### AIM OF THE EXERCISE
For this exercise, copy out each line of the material below that includes "JSON".

### PROVIDED DATA
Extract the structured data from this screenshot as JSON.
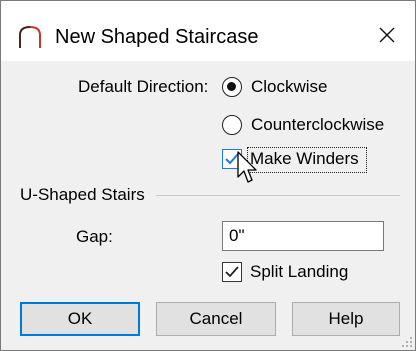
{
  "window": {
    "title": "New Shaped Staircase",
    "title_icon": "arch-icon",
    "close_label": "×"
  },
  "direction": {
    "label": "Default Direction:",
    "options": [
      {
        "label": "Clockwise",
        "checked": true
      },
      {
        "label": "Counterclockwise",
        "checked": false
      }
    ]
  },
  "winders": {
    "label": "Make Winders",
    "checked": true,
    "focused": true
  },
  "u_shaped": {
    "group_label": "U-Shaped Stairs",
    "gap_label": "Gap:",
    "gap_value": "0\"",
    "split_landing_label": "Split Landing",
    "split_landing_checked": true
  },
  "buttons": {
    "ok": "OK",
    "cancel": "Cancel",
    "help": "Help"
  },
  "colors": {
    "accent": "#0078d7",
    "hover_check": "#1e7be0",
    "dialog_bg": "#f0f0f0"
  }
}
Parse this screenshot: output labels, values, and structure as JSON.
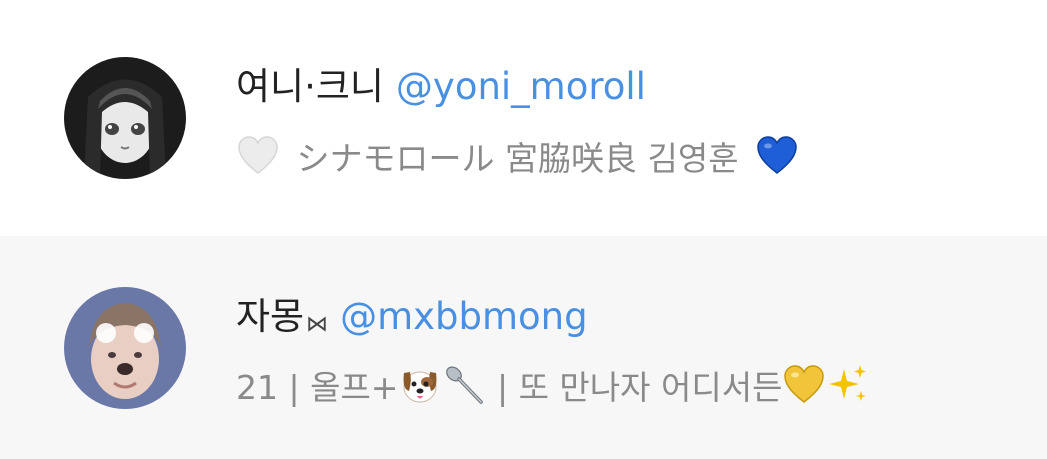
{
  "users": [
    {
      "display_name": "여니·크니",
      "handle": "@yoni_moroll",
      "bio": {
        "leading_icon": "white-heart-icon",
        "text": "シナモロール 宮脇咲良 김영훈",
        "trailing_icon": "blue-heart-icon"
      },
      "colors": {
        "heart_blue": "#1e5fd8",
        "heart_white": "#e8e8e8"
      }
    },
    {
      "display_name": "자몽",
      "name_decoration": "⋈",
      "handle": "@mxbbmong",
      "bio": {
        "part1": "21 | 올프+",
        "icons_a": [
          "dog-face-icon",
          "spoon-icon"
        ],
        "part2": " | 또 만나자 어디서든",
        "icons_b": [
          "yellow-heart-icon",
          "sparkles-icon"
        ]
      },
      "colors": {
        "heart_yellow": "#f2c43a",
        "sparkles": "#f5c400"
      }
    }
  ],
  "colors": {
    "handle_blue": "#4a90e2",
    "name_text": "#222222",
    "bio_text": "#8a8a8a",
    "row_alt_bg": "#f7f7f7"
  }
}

### THE RESULT
Extract the structured data from this screenshot as JSON.
Parse this screenshot: output labels, values, and structure as JSON.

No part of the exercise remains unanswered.